## Stated goal
Your task is to give the data again, exactly, with every line intact.
[begin The input]
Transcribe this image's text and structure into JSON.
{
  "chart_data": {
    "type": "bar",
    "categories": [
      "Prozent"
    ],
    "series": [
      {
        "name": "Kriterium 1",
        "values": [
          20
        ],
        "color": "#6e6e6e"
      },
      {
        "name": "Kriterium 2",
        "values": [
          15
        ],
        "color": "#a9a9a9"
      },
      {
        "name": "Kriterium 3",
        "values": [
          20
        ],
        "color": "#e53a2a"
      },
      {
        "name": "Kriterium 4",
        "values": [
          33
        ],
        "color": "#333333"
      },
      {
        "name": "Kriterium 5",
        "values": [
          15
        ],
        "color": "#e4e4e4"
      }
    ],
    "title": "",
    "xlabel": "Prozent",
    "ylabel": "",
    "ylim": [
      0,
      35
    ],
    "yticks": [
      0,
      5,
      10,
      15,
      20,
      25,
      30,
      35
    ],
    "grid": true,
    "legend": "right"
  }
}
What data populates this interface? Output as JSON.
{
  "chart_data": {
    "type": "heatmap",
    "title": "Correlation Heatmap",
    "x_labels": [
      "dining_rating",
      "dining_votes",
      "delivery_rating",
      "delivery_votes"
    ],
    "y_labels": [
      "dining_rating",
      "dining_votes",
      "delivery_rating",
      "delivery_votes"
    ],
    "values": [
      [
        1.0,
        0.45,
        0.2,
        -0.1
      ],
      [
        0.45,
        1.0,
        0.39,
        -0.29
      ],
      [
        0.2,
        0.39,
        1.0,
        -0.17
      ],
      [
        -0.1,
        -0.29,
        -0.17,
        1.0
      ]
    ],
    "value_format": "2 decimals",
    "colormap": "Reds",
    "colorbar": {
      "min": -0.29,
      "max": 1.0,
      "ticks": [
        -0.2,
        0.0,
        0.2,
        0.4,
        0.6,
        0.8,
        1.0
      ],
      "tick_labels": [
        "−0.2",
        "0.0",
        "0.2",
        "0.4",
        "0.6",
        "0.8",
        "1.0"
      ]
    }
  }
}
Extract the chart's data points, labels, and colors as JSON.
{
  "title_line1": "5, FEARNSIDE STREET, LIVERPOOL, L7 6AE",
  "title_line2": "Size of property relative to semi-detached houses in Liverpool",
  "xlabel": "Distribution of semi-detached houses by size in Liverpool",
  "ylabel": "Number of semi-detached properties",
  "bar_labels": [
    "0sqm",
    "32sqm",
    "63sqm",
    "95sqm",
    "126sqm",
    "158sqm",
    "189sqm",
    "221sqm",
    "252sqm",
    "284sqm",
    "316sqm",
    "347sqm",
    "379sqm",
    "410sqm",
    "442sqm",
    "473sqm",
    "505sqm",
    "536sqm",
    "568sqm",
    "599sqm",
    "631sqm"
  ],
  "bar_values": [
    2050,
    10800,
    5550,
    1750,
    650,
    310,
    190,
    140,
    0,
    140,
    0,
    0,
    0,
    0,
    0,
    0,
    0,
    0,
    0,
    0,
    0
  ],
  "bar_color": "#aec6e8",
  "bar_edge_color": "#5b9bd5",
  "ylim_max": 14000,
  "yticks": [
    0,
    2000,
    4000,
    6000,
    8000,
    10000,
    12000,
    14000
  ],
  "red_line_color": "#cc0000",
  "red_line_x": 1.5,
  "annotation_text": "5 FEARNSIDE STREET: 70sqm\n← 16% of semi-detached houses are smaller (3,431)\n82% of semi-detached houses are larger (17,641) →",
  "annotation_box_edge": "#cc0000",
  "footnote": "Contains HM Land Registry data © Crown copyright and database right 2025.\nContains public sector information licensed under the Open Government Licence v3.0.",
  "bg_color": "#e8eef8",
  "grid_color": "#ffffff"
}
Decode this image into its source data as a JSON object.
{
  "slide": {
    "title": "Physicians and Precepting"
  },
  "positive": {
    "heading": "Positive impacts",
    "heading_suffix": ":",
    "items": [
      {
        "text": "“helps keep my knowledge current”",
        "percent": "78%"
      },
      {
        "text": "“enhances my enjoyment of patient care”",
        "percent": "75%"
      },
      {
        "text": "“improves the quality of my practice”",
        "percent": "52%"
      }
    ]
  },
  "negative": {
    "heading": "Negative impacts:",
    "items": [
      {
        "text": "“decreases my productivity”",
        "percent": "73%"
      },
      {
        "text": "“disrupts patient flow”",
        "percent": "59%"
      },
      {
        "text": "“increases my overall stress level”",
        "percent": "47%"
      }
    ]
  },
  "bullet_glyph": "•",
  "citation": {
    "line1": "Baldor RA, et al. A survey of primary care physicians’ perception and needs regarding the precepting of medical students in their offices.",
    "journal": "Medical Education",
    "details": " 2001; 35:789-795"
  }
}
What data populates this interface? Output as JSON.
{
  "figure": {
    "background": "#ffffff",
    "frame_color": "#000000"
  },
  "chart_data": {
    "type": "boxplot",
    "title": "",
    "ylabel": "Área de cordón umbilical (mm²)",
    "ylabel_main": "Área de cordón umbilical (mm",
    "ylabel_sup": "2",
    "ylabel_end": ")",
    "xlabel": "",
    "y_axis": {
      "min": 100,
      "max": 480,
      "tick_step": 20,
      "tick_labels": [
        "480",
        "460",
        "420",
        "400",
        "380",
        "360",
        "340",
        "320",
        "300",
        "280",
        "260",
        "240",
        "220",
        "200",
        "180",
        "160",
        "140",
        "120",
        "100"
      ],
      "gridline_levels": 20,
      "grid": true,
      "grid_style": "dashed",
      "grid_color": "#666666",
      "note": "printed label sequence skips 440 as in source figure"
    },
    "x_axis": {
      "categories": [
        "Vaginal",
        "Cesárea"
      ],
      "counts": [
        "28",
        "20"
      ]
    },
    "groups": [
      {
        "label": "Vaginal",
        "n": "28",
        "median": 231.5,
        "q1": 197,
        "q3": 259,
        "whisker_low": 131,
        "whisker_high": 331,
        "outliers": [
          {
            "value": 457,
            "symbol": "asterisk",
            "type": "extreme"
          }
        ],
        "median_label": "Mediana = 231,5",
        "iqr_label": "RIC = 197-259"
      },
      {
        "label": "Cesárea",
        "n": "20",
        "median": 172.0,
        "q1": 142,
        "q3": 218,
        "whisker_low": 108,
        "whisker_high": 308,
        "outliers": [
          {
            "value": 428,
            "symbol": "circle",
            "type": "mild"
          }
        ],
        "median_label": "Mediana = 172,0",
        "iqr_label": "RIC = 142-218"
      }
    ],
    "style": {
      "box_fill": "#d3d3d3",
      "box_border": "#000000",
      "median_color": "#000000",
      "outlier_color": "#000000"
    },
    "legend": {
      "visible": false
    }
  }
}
[end The input]
## Exercise solution
Transcribe this image's text and structure into JSON.
{
  "chart_data": {
    "type": "bar",
    "categories": [
      "Prozent"
    ],
    "series": [
      {
        "name": "Kriterium 1",
        "values": [
          20
        ],
        "color": "#6e6e6e"
      },
      {
        "name": "Kriterium 2",
        "values": [
          15
        ],
        "color": "#a9a9a9"
      },
      {
        "name": "Kriterium 3",
        "values": [
          20
        ],
        "color": "#e53a2a"
      },
      {
        "name": "Kriterium 4",
        "values": [
          33
        ],
        "color": "#333333"
      },
      {
        "name": "Kriterium 5",
        "values": [
          15
        ],
        "color": "#e4e4e4"
      }
    ],
    "title": "",
    "xlabel": "Prozent",
    "ylabel": "",
    "ylim": [
      0,
      35
    ],
    "yticks": [
      0,
      5,
      10,
      15,
      20,
      25,
      30,
      35
    ],
    "grid": true,
    "legend": "right"
  }
}
What data populates this interface? Output as JSON.
{
  "chart_data": {
    "type": "heatmap",
    "title": "Correlation Heatmap",
    "x_labels": [
      "dining_rating",
      "dining_votes",
      "delivery_rating",
      "delivery_votes"
    ],
    "y_labels": [
      "dining_rating",
      "dining_votes",
      "delivery_rating",
      "delivery_votes"
    ],
    "values": [
      [
        1.0,
        0.45,
        0.2,
        -0.1
      ],
      [
        0.45,
        1.0,
        0.39,
        -0.29
      ],
      [
        0.2,
        0.39,
        1.0,
        -0.17
      ],
      [
        -0.1,
        -0.29,
        -0.17,
        1.0
      ]
    ],
    "value_format": "2 decimals",
    "colormap": "Reds",
    "colorbar": {
      "min": -0.29,
      "max": 1.0,
      "ticks": [
        -0.2,
        0.0,
        0.2,
        0.4,
        0.6,
        0.8,
        1.0
      ],
      "tick_labels": [
        "−0.2",
        "0.0",
        "0.2",
        "0.4",
        "0.6",
        "0.8",
        "1.0"
      ]
    }
  }
}
Extract the chart's data points, labels, and colors as JSON.
{
  "title_line1": "5, FEARNSIDE STREET, LIVERPOOL, L7 6AE",
  "title_line2": "Size of property relative to semi-detached houses in Liverpool",
  "xlabel": "Distribution of semi-detached houses by size in Liverpool",
  "ylabel": "Number of semi-detached properties",
  "bar_labels": [
    "0sqm",
    "32sqm",
    "63sqm",
    "95sqm",
    "126sqm",
    "158sqm",
    "189sqm",
    "221sqm",
    "252sqm",
    "284sqm",
    "316sqm",
    "347sqm",
    "379sqm",
    "410sqm",
    "442sqm",
    "473sqm",
    "505sqm",
    "536sqm",
    "568sqm",
    "599sqm",
    "631sqm"
  ],
  "bar_values": [
    2050,
    10800,
    5550,
    1750,
    650,
    310,
    190,
    140,
    0,
    140,
    0,
    0,
    0,
    0,
    0,
    0,
    0,
    0,
    0,
    0,
    0
  ],
  "bar_color": "#aec6e8",
  "bar_edge_color": "#5b9bd5",
  "ylim_max": 14000,
  "yticks": [
    0,
    2000,
    4000,
    6000,
    8000,
    10000,
    12000,
    14000
  ],
  "red_line_color": "#cc0000",
  "red_line_x": 1.5,
  "annotation_text": "5 FEARNSIDE STREET: 70sqm\n← 16% of semi-detached houses are smaller (3,431)\n82% of semi-detached houses are larger (17,641) →",
  "annotation_box_edge": "#cc0000",
  "footnote": "Contains HM Land Registry data © Crown copyright and database right 2025.\nContains public sector information licensed under the Open Government Licence v3.0.",
  "bg_color": "#e8eef8",
  "grid_color": "#ffffff"
}
Decode this image into its source data as a JSON object.
{
  "slide": {
    "title": "Physicians and Precepting"
  },
  "positive": {
    "heading": "Positive impacts",
    "heading_suffix": ":",
    "items": [
      {
        "text": "“helps keep my knowledge current”",
        "percent": "78%"
      },
      {
        "text": "“enhances my enjoyment of patient care”",
        "percent": "75%"
      },
      {
        "text": "“improves the quality of my practice”",
        "percent": "52%"
      }
    ]
  },
  "negative": {
    "heading": "Negative impacts:",
    "items": [
      {
        "text": "“decreases my productivity”",
        "percent": "73%"
      },
      {
        "text": "“disrupts patient flow”",
        "percent": "59%"
      },
      {
        "text": "“increases my overall stress level”",
        "percent": "47%"
      }
    ]
  },
  "bullet_glyph": "•",
  "citation": {
    "line1": "Baldor RA, et al. A survey of primary care physicians’ perception and needs regarding the precepting of medical students in their offices.",
    "journal": "Medical Education",
    "details": " 2001; 35:789-795"
  }
}
What data populates this interface? Output as JSON.
{
  "figure": {
    "background": "#ffffff",
    "frame_color": "#000000"
  },
  "chart_data": {
    "type": "boxplot",
    "title": "",
    "ylabel": "Área de cordón umbilical (mm²)",
    "ylabel_main": "Área de cordón umbilical (mm",
    "ylabel_sup": "2",
    "ylabel_end": ")",
    "xlabel": "",
    "y_axis": {
      "min": 100,
      "max": 480,
      "tick_step": 20,
      "tick_labels": [
        "480",
        "460",
        "420",
        "400",
        "380",
        "360",
        "340",
        "320",
        "300",
        "280",
        "260",
        "240",
        "220",
        "200",
        "180",
        "160",
        "140",
        "120",
        "100"
      ],
      "gridline_levels": 20,
      "grid": true,
      "grid_style": "dashed",
      "grid_color": "#666666",
      "note": "printed label sequence skips 440 as in source figure"
    },
    "x_axis": {
      "categories": [
        "Vaginal",
        "Cesárea"
      ],
      "counts": [
        "28",
        "20"
      ]
    },
    "groups": [
      {
        "label": "Vaginal",
        "n": "28",
        "median": 231.5,
        "q1": 197,
        "q3": 259,
        "whisker_low": 131,
        "whisker_high": 331,
        "outliers": [
          {
            "value": 457,
            "symbol": "asterisk",
            "type": "extreme"
          }
        ],
        "median_label": "Mediana = 231,5",
        "iqr_label": "RIC = 197-259"
      },
      {
        "label": "Cesárea",
        "n": "20",
        "median": 172.0,
        "q1": 142,
        "q3": 218,
        "whisker_low": 108,
        "whisker_high": 308,
        "outliers": [
          {
            "value": 428,
            "symbol": "circle",
            "type": "mild"
          }
        ],
        "median_label": "Mediana = 172,0",
        "iqr_label": "RIC = 142-218"
      }
    ],
    "style": {
      "box_fill": "#d3d3d3",
      "box_border": "#000000",
      "median_color": "#000000",
      "outlier_color": "#000000"
    },
    "legend": {
      "visible": false
    }
  }
}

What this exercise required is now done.